### [What you are asked to do]
Find the string "that" in the records. Copy every line it appears in.

### [Record extracts]
____
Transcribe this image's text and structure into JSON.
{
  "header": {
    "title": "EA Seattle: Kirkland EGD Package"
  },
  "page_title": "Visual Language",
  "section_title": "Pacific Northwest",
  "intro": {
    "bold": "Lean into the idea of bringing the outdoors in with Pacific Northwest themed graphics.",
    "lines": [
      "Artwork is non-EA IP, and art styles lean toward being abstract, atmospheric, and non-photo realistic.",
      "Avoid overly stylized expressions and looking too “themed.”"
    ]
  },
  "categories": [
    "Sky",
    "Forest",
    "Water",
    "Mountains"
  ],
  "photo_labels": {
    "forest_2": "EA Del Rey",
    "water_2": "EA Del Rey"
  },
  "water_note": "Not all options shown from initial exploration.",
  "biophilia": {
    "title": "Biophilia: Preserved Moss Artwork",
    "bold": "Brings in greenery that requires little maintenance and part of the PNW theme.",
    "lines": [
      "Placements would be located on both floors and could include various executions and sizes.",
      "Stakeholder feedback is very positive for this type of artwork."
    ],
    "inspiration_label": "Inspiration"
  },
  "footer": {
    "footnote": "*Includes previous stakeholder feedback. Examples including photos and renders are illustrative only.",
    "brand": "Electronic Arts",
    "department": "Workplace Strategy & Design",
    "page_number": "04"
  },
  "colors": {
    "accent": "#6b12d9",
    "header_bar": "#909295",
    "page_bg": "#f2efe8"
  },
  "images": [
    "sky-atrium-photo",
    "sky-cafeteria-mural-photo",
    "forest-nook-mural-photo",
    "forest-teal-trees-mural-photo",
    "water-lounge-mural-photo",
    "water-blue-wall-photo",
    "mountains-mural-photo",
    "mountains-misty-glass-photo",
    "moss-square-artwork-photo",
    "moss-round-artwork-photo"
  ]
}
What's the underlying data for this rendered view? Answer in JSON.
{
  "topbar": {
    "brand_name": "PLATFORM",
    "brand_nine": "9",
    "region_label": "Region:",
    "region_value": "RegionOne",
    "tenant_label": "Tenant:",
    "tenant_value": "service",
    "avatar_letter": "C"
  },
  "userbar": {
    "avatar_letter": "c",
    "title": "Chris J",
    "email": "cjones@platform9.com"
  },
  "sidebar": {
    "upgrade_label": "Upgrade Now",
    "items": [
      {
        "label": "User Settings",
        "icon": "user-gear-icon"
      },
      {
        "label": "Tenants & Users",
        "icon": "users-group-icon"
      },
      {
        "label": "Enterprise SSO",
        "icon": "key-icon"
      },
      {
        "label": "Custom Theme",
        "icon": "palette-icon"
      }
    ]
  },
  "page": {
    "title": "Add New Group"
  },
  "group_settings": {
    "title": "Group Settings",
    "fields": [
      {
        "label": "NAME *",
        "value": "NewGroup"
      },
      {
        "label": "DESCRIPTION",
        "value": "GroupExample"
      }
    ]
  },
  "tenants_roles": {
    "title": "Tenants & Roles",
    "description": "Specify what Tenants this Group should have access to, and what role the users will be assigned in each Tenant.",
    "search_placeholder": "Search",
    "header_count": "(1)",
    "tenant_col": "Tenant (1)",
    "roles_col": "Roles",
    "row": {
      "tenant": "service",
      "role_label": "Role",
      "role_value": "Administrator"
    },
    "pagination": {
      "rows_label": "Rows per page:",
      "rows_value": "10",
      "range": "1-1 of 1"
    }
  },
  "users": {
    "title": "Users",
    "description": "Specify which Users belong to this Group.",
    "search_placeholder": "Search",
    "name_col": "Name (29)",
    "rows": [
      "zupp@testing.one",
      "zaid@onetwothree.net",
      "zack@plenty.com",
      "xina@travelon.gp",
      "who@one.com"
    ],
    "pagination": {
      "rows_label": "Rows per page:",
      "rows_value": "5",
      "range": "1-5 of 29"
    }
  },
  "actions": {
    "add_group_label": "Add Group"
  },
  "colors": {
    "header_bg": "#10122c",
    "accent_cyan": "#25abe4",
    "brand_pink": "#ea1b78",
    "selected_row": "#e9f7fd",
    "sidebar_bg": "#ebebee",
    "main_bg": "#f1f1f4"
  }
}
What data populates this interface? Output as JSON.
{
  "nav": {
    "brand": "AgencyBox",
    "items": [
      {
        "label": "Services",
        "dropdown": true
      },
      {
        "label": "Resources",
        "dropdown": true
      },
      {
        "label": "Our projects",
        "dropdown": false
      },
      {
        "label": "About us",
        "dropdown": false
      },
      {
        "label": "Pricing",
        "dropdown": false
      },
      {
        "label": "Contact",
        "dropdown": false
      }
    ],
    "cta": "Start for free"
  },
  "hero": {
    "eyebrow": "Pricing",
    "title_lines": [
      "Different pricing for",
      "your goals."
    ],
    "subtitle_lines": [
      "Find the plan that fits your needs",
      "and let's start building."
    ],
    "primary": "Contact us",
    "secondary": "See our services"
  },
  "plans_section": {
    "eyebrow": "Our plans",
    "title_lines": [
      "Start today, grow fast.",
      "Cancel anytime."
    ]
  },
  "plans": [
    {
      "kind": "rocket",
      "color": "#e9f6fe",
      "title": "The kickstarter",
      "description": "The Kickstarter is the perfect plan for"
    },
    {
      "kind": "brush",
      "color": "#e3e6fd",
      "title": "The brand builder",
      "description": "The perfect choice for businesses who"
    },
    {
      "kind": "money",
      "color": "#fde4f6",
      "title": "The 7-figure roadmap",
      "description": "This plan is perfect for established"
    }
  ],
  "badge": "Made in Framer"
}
____
### [Solution below]
    "bold": "Brings in greenery that requires little maintenance and part of the PNW theme.",
      "Find the plan that fits your needs",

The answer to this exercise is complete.